> [PROBLEM] Look for "пленки" in the listing below. Gather each line that contains it.

# # #

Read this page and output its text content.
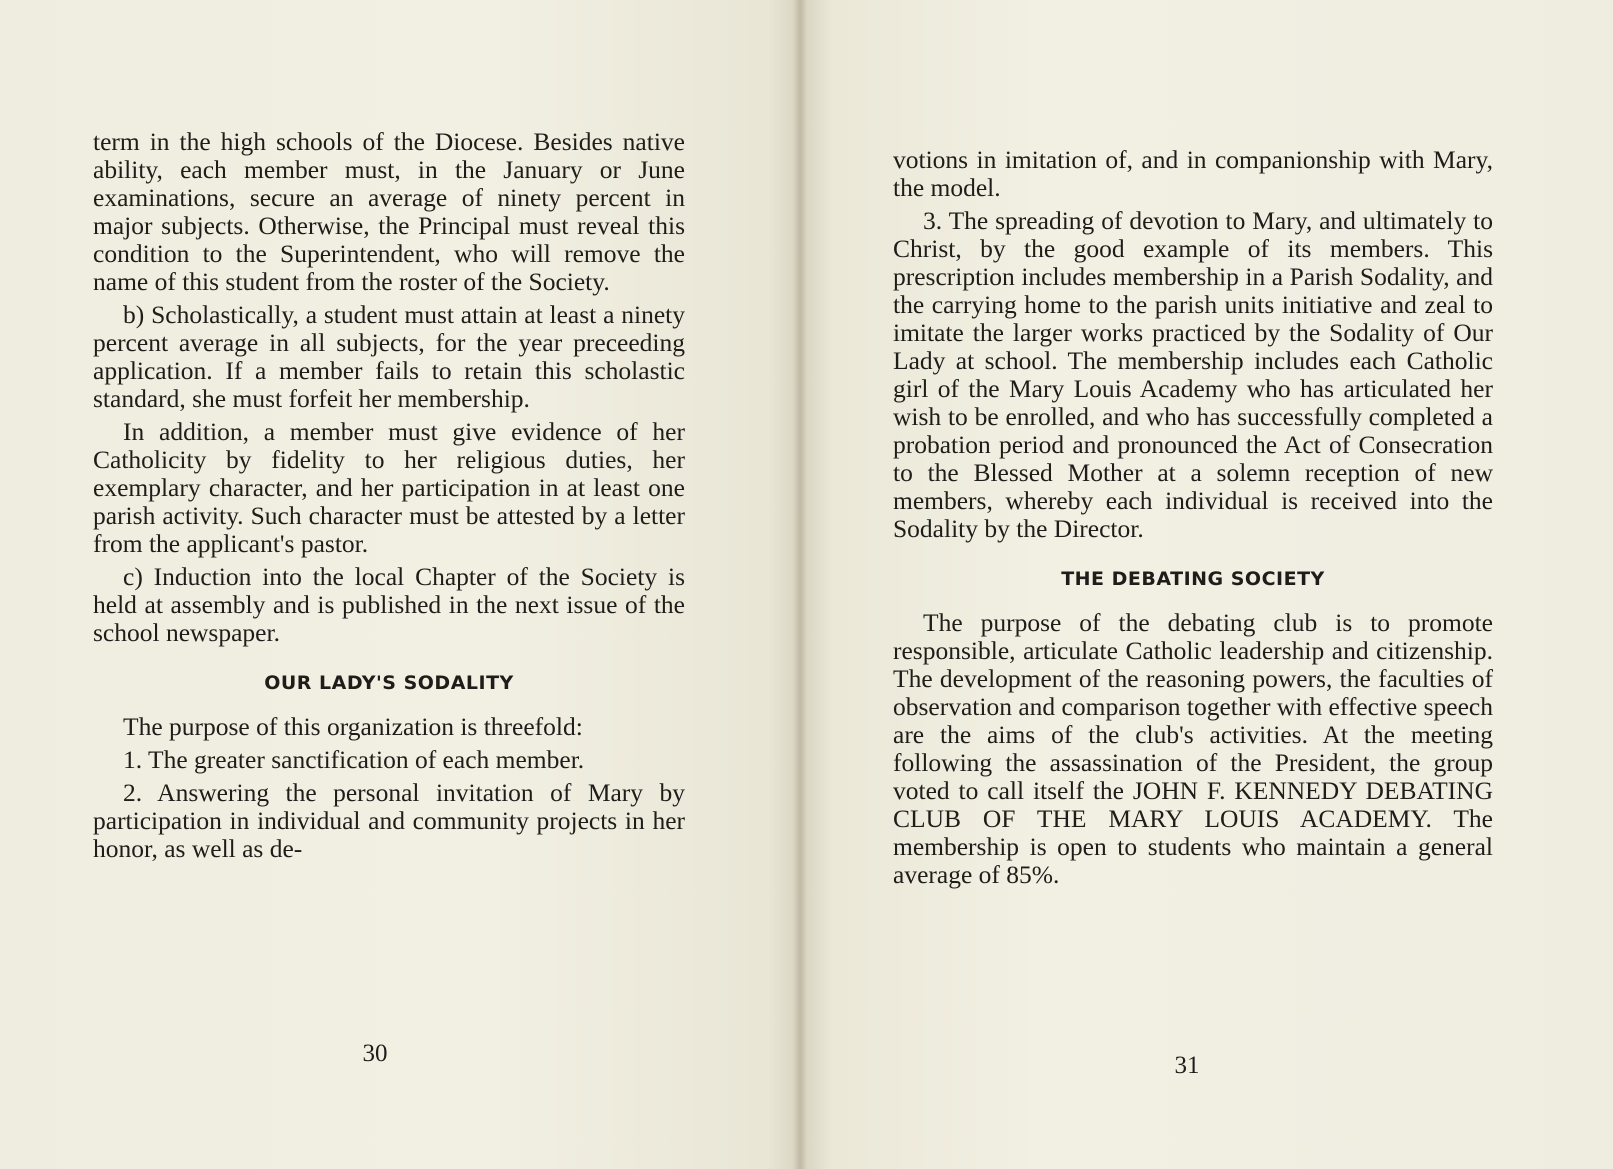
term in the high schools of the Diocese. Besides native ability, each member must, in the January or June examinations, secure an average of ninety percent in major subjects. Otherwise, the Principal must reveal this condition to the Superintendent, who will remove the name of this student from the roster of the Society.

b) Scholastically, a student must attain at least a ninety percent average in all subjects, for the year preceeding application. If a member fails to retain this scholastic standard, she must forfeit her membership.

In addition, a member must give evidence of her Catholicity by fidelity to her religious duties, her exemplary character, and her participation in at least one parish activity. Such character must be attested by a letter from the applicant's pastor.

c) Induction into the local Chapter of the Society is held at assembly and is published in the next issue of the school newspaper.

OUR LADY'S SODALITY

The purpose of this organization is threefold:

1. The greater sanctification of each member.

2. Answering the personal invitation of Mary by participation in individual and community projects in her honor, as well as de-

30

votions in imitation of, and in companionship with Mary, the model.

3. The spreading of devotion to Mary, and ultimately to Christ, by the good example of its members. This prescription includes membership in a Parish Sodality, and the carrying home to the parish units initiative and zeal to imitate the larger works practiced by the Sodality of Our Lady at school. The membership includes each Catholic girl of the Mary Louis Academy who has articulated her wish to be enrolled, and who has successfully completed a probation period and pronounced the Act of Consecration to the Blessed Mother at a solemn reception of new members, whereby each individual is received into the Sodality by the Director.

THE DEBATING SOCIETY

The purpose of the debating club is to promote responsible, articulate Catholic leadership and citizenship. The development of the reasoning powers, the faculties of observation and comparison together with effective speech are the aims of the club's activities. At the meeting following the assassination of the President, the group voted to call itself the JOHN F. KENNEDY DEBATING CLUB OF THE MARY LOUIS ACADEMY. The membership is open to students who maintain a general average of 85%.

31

# # #

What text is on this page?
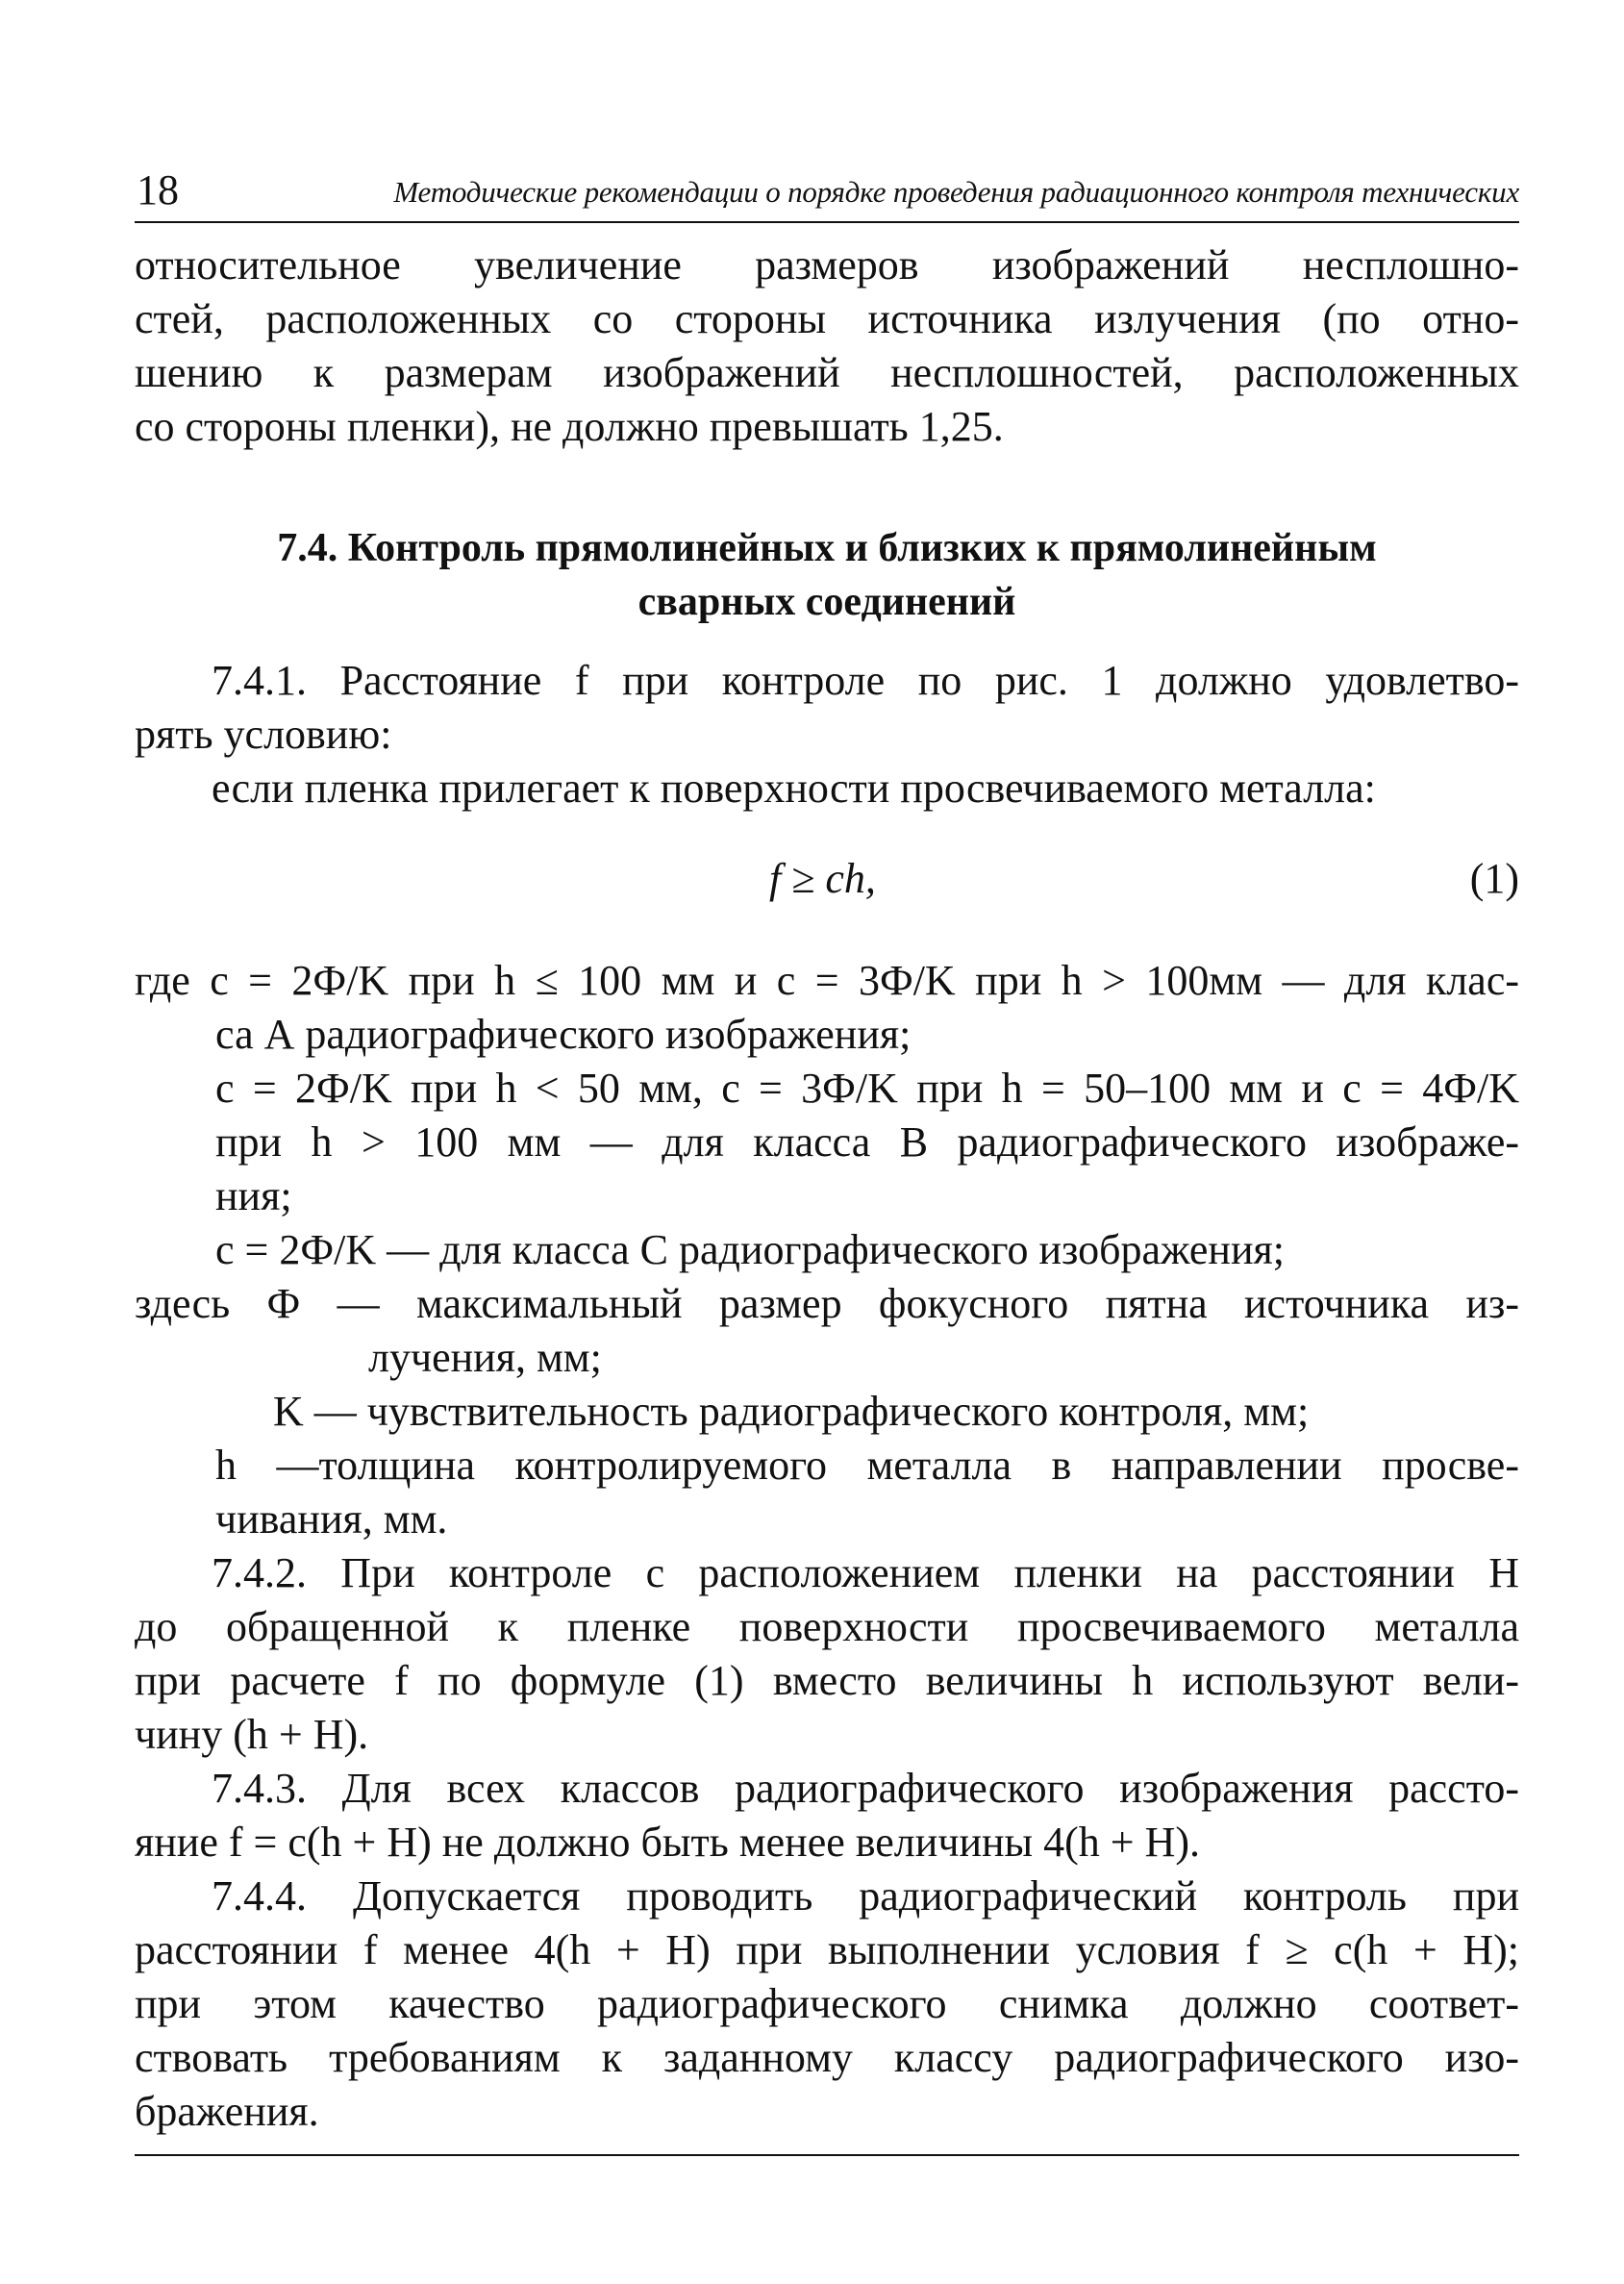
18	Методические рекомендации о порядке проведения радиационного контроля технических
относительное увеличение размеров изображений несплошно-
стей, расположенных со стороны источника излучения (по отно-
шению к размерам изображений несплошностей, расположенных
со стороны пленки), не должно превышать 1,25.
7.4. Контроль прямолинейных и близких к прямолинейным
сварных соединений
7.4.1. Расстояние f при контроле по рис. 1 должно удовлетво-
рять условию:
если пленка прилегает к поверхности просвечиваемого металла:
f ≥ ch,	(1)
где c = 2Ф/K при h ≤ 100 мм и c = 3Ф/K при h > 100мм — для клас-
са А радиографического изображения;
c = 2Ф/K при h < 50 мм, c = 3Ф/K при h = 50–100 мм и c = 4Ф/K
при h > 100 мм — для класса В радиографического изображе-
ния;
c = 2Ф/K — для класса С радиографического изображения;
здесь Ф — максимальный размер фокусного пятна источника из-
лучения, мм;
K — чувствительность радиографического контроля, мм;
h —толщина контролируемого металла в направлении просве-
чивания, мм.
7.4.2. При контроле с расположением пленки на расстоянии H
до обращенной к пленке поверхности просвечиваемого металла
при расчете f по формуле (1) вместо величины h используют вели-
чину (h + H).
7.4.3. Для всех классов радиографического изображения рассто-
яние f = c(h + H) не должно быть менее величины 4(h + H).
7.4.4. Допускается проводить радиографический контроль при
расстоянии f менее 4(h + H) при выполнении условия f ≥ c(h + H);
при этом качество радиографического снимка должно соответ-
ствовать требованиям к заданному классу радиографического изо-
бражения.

# # #

> [WRITTEN REPLY]
со стороны пленки), не должно превышать 1,25.
7.4.2. При контроле с расположением пленки на расстоянии H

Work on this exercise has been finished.